» Exercise prompt: In the article on the FAA's summer flight cuts, what reason is given for the decision?

Buttigieg’s DOT brewing another Biden crisis as FAA moves to ‘pull down’ summer flights

It appears Transportation Secretary Pete Buttigieg is determined to continue his stunning streak of DOT disasters.

In order to avoid a repeat of January’s disastrous grounding of all flights by the Federal Aviation Administration (FAA) over a glitch in its NOTAM system — renamed by Buttigieg the “Notice to Air Missions” to soften its less inclusive “Notice to Airmen” moniker — the FAA, which falls under Buttigieg’s Department of Transportation, announced last week a new plan that would reduce by up to 10% flight requirements for airlines’ takeoff and landing rights.

The action is meant to avoid congestion in Washington, D.C., and in the New York City area, according to CNBC.

The reason given for a decision that will clearly dig into the airlines’ bottom line is an air traffic controller staffing shortage.

» Provided data:
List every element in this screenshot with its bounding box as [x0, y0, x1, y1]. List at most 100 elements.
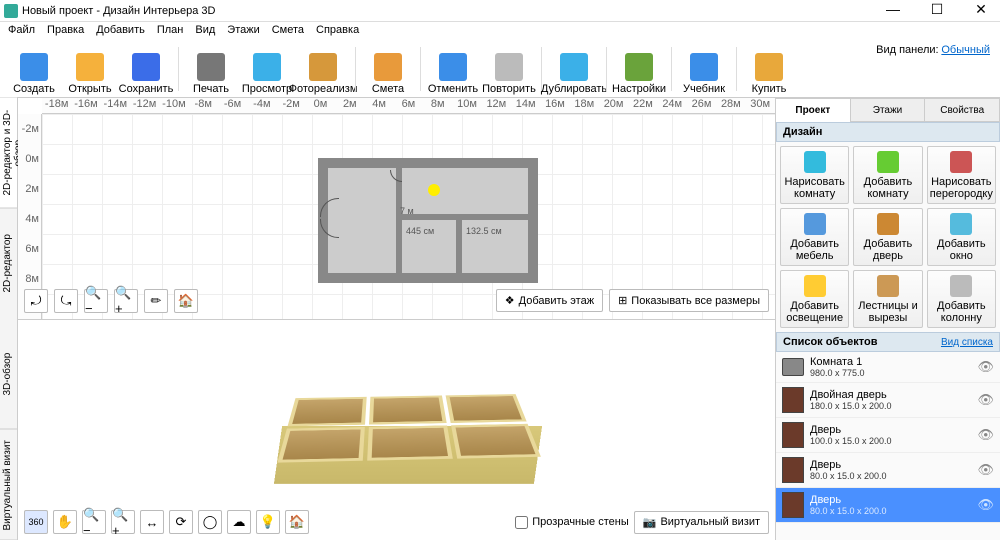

» Exercise answer: An air traffic controller staffing shortage.